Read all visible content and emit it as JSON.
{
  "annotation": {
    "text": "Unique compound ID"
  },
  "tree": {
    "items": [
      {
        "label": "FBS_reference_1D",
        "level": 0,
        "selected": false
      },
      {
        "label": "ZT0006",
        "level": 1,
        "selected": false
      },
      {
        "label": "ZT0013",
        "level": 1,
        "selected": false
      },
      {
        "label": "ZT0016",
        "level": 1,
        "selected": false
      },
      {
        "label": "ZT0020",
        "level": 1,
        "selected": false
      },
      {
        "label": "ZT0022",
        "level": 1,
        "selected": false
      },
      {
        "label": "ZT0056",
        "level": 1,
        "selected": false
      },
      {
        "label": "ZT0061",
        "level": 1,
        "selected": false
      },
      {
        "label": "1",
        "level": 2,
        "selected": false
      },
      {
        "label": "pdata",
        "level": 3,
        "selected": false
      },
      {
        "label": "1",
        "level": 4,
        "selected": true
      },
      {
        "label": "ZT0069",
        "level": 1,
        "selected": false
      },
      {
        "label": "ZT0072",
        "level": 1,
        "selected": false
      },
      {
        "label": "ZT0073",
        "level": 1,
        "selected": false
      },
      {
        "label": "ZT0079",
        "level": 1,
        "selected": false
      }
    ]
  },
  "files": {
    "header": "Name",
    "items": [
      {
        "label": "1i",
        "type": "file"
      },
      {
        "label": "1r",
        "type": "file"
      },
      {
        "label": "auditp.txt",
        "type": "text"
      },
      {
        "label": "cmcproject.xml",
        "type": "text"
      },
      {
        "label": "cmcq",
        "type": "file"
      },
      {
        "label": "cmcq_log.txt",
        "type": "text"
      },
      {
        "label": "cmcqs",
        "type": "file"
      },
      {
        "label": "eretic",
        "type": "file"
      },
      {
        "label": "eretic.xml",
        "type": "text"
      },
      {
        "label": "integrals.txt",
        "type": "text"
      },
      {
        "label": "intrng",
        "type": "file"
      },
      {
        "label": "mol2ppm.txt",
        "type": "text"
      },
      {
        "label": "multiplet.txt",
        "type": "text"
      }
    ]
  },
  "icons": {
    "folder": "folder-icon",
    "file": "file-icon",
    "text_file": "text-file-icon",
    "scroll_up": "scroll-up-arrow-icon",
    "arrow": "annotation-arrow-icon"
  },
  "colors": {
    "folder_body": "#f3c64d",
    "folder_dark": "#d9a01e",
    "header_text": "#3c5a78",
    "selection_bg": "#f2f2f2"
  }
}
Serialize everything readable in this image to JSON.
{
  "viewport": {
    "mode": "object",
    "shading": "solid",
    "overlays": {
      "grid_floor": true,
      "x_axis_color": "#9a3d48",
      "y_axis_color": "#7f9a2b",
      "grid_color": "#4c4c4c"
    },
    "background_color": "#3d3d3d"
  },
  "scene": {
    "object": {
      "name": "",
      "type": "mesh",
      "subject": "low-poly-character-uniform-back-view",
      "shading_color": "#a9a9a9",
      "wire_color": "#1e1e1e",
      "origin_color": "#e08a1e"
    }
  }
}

**WRITTEN PROBLEM:**
Only the number is wanted: how many lines in the data include the word "annotation"?

**SOLUTION TO THIS PROBLEM:**
2